- **PROBLEM REQUIREMENTS**:
Repeat the records below exactly, leaving out every picture.

- **RECORDS SHOWN**:
##########

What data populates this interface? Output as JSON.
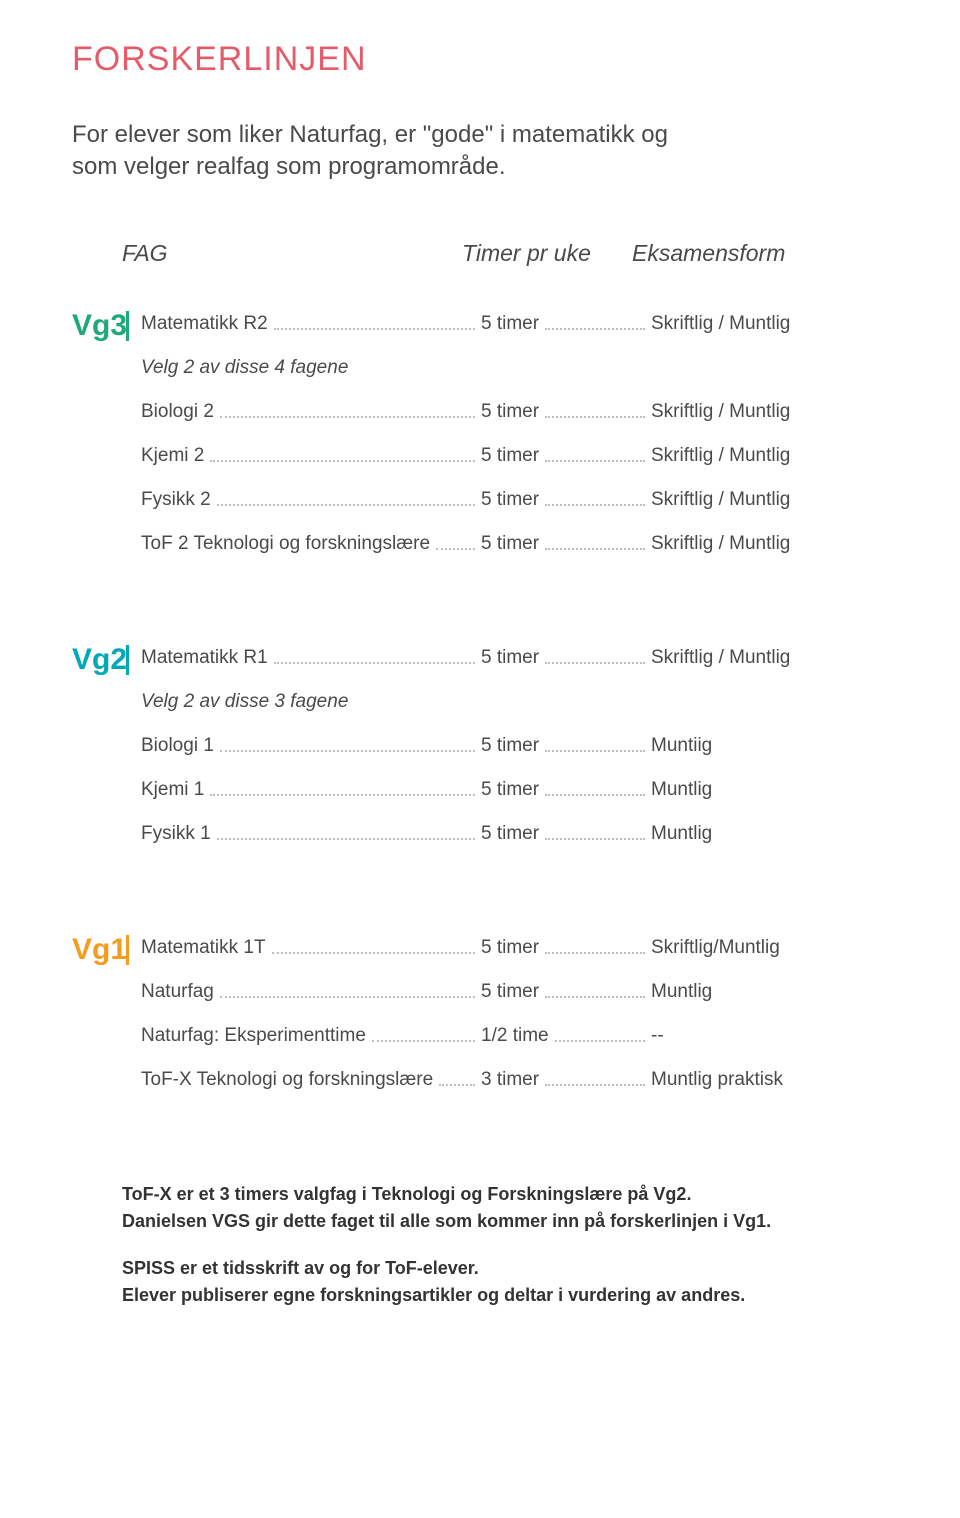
{
  "colors": {
    "title": "#e55b6a",
    "vg3": "#1fa97a",
    "vg2": "#00a9b7",
    "vg1": "#f39c1f",
    "text": "#4a4a4a",
    "dots": "#bfbfbf",
    "footer": "#333333"
  },
  "title": "FORSKERLINJEN",
  "intro": "For elever som liker Naturfag, er \"gode\" i matematikk og som velger realfag som programområde.",
  "header": {
    "fag": "FAG",
    "timer": "Timer pr uke",
    "eks": "Eksamensform"
  },
  "groups": [
    {
      "tag": "Vg3",
      "color_key": "vg3",
      "rows": [
        {
          "fag": "Matematikk R2",
          "timer": "5 timer",
          "eks": "Skriftlig / Muntlig"
        },
        {
          "fag": "Velg 2 av disse 4 fagene",
          "subhead": true
        },
        {
          "fag": "Biologi 2",
          "timer": "5 timer",
          "eks": "Skriftlig / Muntlig"
        },
        {
          "fag": "Kjemi 2",
          "timer": "5 timer",
          "eks": "Skriftlig / Muntlig"
        },
        {
          "fag": "Fysikk 2",
          "timer": "5 timer",
          "eks": "Skriftlig / Muntlig"
        },
        {
          "fag": "ToF 2 Teknologi og forskningslære",
          "timer": "5 timer",
          "eks": "Skriftlig / Muntlig"
        }
      ]
    },
    {
      "tag": "Vg2",
      "color_key": "vg2",
      "rows": [
        {
          "fag": "Matematikk R1",
          "timer": "5 timer",
          "eks": "Skriftlig / Muntlig"
        },
        {
          "fag": "Velg 2 av disse 3 fagene",
          "subhead": true
        },
        {
          "fag": "Biologi 1",
          "timer": "5 timer",
          "eks": "Muntiig"
        },
        {
          "fag": "Kjemi 1",
          "timer": "5 timer",
          "eks": "Muntlig"
        },
        {
          "fag": "Fysikk 1",
          "timer": "5 timer",
          "eks": "Muntlig"
        }
      ]
    },
    {
      "tag": "Vg1",
      "color_key": "vg1",
      "rows": [
        {
          "fag": "Matematikk 1T",
          "timer": "5 timer",
          "eks": "Skriftlig/Muntlig"
        },
        {
          "fag": "Naturfag",
          "timer": "5 timer",
          "eks": "Muntlig"
        },
        {
          "fag": "Naturfag: Eksperimenttime",
          "timer": "1/2 time",
          "eks": "--"
        },
        {
          "fag": "ToF-X Teknologi og forskningslære",
          "timer": "3 timer",
          "eks": "Muntlig praktisk"
        }
      ]
    }
  ],
  "footer": {
    "p1a": "ToF-X er et 3 timers valgfag i Teknologi og Forskningslære på Vg2.",
    "p1b": "Danielsen VGS gir dette faget til alle som kommer inn på forskerlinjen i Vg1.",
    "p2a": "SPISS er et tidsskrift av og for ToF-elever.",
    "p2b": "Elever publiserer egne forskningsartikler og deltar i vurdering av andres."
  }
}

##########

- **ANSWER TO THE TASK**:
What data populates this interface? Output as JSON.
{
  "colors": {
    "title": "#e55b6a",
    "vg3": "#1fa97a",
    "vg2": "#00a9b7",
    "vg1": "#f39c1f",
    "text": "#4a4a4a",
    "dots": "#bfbfbf",
    "footer": "#333333"
  },
  "title": "FORSKERLINJEN",
  "intro": "For elever som liker Naturfag, er \"gode\" i matematikk og som velger realfag som programområde.",
  "header": {
    "fag": "FAG",
    "timer": "Timer pr uke",
    "eks": "Eksamensform"
  },
  "groups": [
    {
      "tag": "Vg3",
      "color_key": "vg3",
      "rows": [
        {
          "fag": "Matematikk R2",
          "timer": "5 timer",
          "eks": "Skriftlig / Muntlig"
        },
        {
          "fag": "Velg 2 av disse 4 fagene",
          "subhead": true
        },
        {
          "fag": "Biologi 2",
          "timer": "5 timer",
          "eks": "Skriftlig / Muntlig"
        },
        {
          "fag": "Kjemi 2",
          "timer": "5 timer",
          "eks": "Skriftlig / Muntlig"
        },
        {
          "fag": "Fysikk 2",
          "timer": "5 timer",
          "eks": "Skriftlig / Muntlig"
        },
        {
          "fag": "ToF 2 Teknologi og forskningslære",
          "timer": "5 timer",
          "eks": "Skriftlig / Muntlig"
        }
      ]
    },
    {
      "tag": "Vg2",
      "color_key": "vg2",
      "rows": [
        {
          "fag": "Matematikk R1",
          "timer": "5 timer",
          "eks": "Skriftlig / Muntlig"
        },
        {
          "fag": "Velg 2 av disse 3 fagene",
          "subhead": true
        },
        {
          "fag": "Biologi 1",
          "timer": "5 timer",
          "eks": "Muntiig"
        },
        {
          "fag": "Kjemi 1",
          "timer": "5 timer",
          "eks": "Muntlig"
        },
        {
          "fag": "Fysikk 1",
          "timer": "5 timer",
          "eks": "Muntlig"
        }
      ]
    },
    {
      "tag": "Vg1",
      "color_key": "vg1",
      "rows": [
        {
          "fag": "Matematikk 1T",
          "timer": "5 timer",
          "eks": "Skriftlig/Muntlig"
        },
        {
          "fag": "Naturfag",
          "timer": "5 timer",
          "eks": "Muntlig"
        },
        {
          "fag": "Naturfag: Eksperimenttime",
          "timer": "1/2 time",
          "eks": "--"
        },
        {
          "fag": "ToF-X Teknologi og forskningslære",
          "timer": "3 timer",
          "eks": "Muntlig praktisk"
        }
      ]
    }
  ],
  "footer": {
    "p1a": "ToF-X er et 3 timers valgfag i Teknologi og Forskningslære på Vg2.",
    "p1b": "Danielsen VGS gir dette faget til alle som kommer inn på forskerlinjen i Vg1.",
    "p2a": "SPISS er et tidsskrift av og for ToF-elever.",
    "p2b": "Elever publiserer egne forskningsartikler og deltar i vurdering av andres."
  }
}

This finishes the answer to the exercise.